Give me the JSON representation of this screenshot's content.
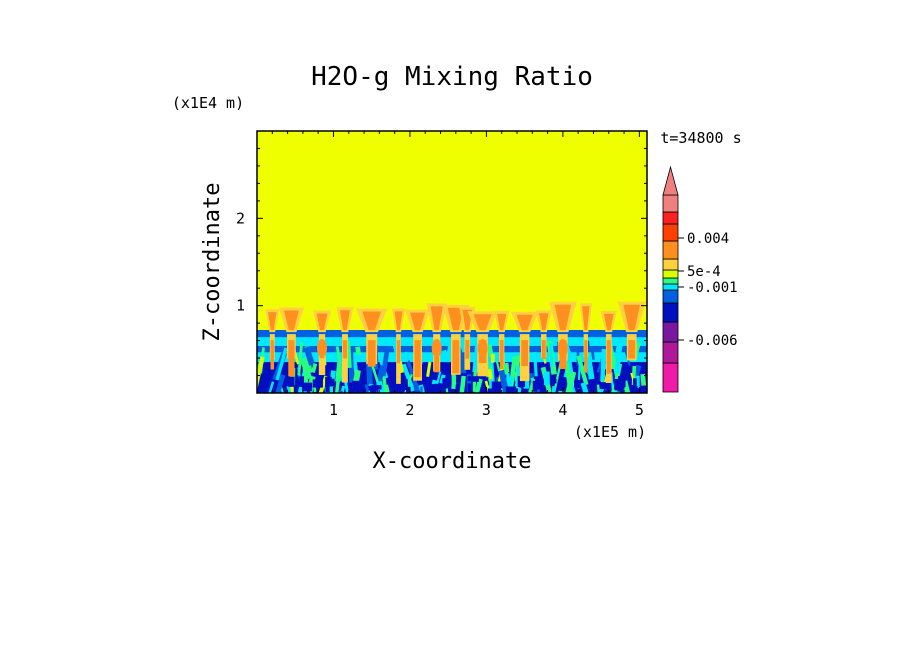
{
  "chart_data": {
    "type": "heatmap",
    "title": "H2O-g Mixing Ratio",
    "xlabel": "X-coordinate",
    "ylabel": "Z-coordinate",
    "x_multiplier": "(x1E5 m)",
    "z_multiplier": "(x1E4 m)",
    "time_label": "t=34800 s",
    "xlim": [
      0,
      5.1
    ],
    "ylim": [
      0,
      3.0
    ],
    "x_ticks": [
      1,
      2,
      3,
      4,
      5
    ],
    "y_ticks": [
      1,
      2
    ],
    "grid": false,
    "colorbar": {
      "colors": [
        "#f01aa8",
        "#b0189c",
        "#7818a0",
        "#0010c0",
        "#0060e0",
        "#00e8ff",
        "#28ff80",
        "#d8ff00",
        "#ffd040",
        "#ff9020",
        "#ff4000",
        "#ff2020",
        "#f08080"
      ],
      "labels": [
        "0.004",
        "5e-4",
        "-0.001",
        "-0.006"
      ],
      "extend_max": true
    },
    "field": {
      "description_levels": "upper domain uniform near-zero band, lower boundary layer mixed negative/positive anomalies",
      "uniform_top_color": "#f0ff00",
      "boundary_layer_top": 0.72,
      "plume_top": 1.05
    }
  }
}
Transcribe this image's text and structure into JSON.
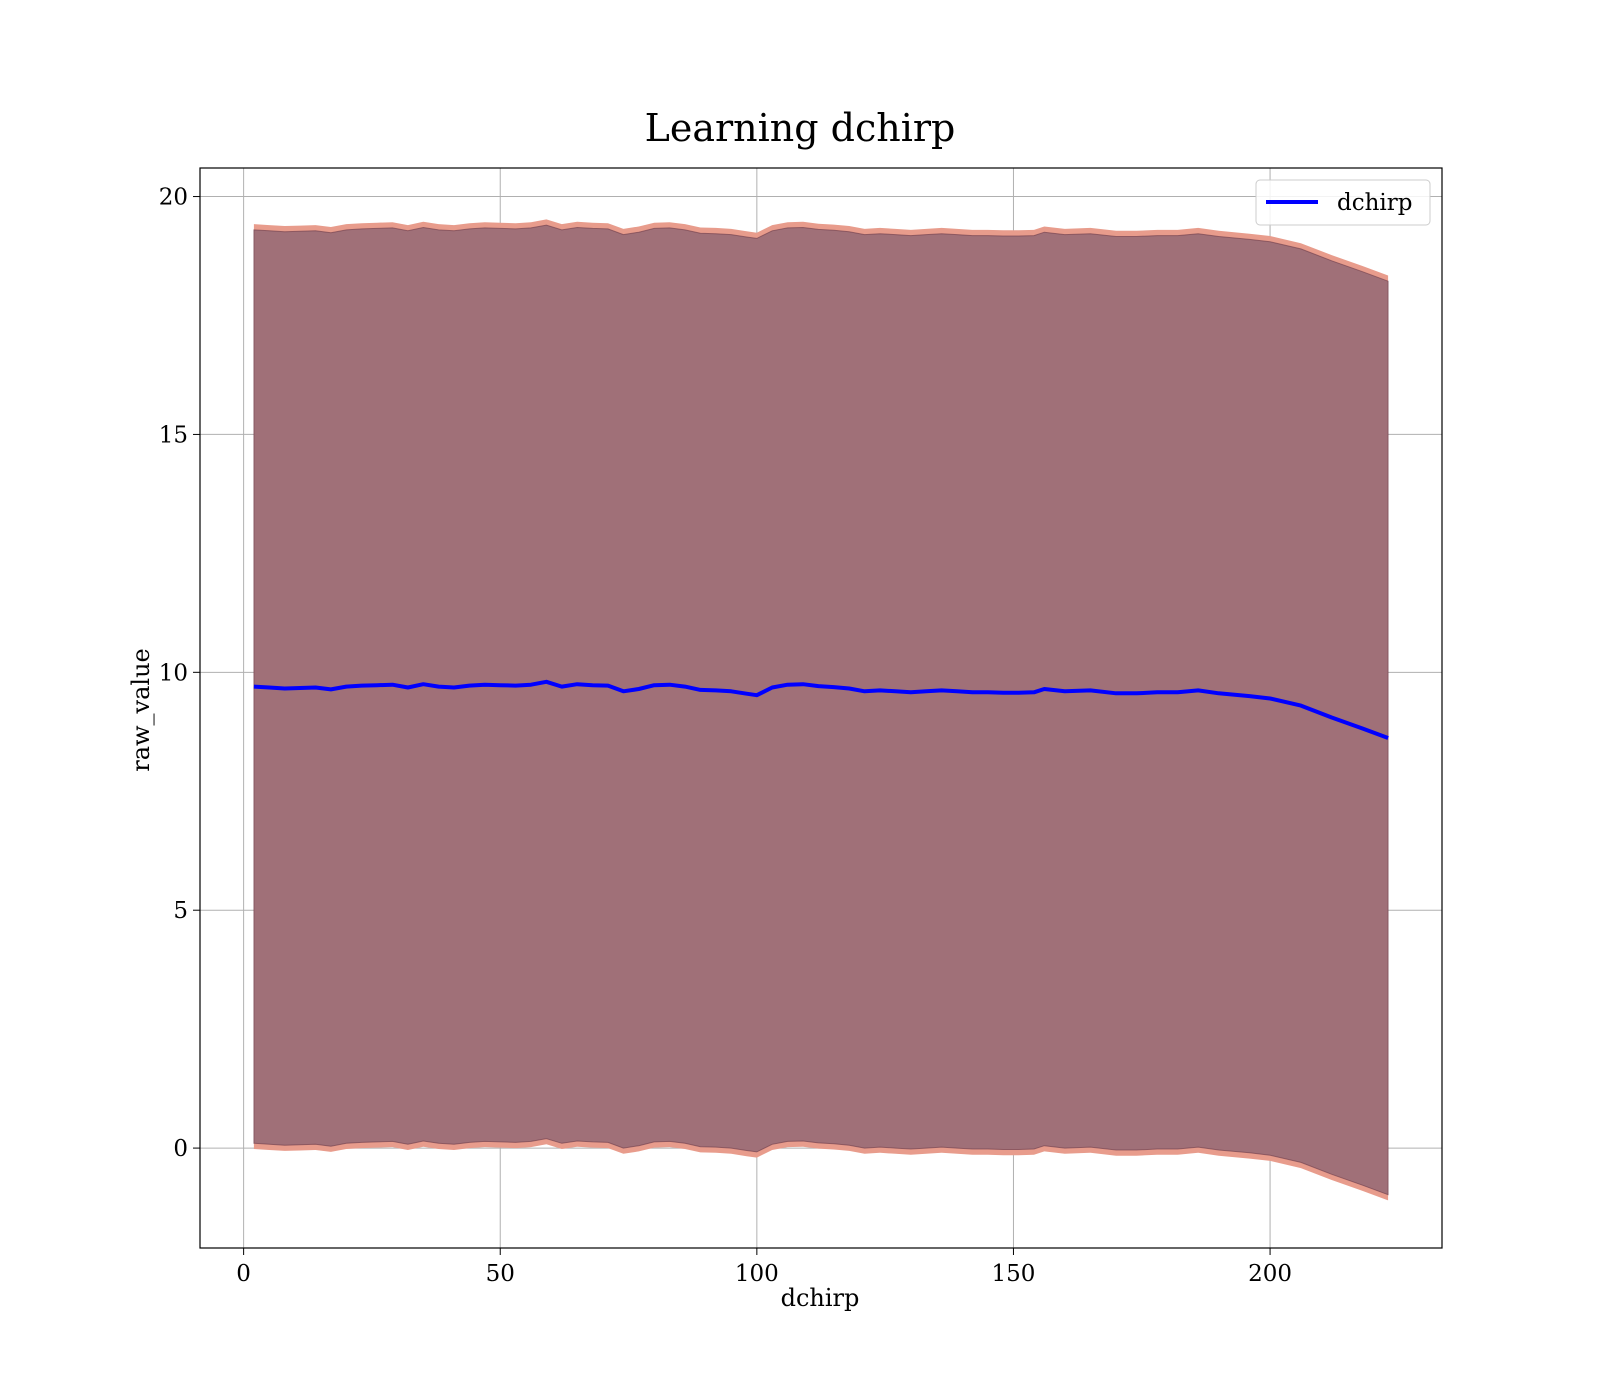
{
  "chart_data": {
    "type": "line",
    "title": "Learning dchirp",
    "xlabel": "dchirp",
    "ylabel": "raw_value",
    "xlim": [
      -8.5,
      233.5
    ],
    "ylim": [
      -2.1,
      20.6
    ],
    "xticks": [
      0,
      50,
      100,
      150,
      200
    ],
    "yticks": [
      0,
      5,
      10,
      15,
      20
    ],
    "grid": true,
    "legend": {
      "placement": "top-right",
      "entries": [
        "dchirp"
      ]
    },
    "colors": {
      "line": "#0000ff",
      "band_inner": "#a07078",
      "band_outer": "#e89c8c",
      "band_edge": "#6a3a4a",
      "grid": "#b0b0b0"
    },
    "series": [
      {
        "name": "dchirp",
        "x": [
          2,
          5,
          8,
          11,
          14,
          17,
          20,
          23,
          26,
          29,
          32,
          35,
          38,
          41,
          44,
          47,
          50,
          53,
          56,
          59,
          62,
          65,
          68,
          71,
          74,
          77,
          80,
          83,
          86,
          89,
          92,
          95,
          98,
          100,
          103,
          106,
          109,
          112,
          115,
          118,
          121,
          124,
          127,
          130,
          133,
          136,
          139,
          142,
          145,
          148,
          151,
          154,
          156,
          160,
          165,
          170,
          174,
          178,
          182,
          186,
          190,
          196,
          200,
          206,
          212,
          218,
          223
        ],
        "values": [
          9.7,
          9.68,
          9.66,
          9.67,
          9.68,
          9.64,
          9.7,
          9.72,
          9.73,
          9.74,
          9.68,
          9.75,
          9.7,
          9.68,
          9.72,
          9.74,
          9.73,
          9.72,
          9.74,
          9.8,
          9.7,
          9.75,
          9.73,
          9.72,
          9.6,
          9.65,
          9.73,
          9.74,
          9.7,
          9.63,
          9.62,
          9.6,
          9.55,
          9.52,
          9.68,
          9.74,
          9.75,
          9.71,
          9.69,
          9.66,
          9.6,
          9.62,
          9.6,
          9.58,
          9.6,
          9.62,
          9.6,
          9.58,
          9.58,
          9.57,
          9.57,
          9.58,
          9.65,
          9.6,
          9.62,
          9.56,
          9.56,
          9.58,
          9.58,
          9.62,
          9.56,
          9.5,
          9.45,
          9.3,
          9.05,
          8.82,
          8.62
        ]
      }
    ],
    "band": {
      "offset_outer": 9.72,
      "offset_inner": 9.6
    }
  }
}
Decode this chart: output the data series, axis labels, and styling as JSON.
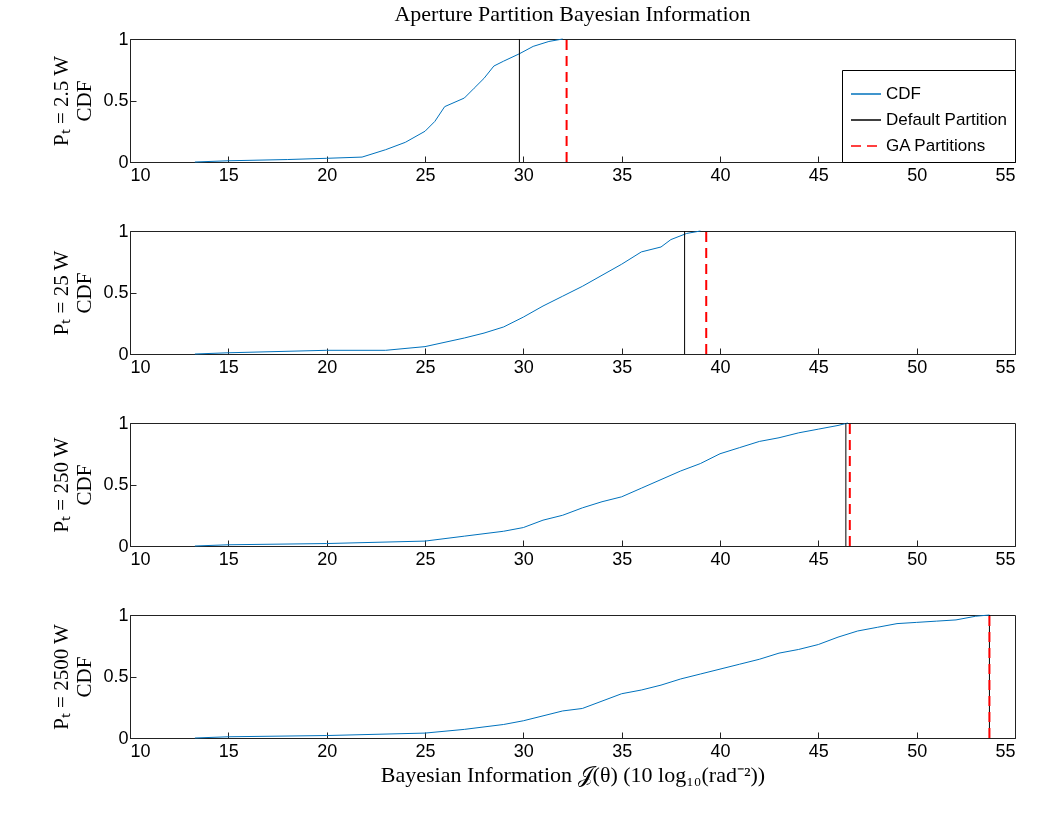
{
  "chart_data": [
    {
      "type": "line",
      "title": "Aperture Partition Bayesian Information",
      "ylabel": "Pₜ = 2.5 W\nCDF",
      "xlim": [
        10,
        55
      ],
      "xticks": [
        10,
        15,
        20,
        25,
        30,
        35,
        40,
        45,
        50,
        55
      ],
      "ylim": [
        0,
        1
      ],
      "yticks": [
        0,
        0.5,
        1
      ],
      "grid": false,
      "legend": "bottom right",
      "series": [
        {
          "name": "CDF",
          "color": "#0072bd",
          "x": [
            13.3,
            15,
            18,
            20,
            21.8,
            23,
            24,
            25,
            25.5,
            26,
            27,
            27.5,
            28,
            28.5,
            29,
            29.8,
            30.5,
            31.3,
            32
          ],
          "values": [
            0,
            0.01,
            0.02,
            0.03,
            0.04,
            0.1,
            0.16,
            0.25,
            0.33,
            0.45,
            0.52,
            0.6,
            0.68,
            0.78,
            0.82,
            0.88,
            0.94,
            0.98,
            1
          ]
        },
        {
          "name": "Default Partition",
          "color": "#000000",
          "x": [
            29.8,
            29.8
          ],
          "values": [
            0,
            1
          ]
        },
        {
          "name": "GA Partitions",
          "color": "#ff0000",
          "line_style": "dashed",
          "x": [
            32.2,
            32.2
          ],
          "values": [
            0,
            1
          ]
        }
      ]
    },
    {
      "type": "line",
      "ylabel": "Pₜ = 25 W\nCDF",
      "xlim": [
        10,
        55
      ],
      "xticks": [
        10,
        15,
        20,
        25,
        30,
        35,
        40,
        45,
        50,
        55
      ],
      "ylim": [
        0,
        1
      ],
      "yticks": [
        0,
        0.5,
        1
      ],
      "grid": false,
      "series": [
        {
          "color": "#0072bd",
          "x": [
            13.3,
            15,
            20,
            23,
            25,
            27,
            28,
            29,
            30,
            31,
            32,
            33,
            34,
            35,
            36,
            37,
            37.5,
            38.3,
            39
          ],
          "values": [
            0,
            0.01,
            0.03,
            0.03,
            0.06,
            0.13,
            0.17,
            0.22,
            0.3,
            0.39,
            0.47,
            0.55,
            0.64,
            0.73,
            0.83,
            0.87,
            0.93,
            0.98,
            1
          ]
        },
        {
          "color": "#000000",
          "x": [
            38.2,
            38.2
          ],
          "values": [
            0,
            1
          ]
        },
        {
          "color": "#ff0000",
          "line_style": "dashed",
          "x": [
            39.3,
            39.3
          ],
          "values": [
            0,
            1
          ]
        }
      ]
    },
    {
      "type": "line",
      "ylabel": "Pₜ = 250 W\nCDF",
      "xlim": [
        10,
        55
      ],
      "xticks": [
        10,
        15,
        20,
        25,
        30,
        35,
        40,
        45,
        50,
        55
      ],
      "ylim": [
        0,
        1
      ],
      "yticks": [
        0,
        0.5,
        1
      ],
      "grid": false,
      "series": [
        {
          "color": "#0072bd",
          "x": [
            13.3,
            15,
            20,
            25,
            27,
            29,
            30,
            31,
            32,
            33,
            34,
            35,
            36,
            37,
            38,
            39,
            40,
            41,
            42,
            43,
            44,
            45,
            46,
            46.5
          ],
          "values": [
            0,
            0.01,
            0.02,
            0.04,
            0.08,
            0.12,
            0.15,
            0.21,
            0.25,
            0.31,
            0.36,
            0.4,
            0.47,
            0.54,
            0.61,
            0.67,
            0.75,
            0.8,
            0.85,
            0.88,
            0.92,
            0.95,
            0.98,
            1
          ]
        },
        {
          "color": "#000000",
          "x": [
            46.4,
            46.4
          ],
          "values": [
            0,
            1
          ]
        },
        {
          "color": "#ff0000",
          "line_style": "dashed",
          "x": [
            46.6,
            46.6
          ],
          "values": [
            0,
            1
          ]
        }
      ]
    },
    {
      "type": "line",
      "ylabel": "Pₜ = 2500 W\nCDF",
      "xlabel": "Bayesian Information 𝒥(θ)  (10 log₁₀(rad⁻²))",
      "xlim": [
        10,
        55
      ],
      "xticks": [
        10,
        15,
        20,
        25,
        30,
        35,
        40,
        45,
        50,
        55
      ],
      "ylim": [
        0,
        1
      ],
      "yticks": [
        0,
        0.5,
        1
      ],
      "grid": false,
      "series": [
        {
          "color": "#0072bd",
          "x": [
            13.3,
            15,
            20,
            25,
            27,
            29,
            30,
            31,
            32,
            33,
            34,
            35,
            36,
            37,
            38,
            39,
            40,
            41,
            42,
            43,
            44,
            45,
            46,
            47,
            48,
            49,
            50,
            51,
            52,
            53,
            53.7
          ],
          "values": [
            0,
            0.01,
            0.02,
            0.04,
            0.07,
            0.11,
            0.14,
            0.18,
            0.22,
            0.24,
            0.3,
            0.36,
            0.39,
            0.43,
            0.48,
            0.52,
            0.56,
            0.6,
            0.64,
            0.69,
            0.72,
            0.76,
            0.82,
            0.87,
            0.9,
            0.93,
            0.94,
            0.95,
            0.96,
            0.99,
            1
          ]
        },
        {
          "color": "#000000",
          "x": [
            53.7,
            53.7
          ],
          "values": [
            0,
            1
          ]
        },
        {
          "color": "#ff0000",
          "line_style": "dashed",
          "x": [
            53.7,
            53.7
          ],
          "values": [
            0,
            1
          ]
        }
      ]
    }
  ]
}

-=-=-

## WHAT IS ASKED
Where a line above includes "Bayesian", copy that line.

## SOLUTION TO THE PROBLEM
      "title": "Aperture Partition Bayesian Information",
      "xlabel": "Bayesian Information 𝒥(θ)  (10 log₁₀(rad⁻²))",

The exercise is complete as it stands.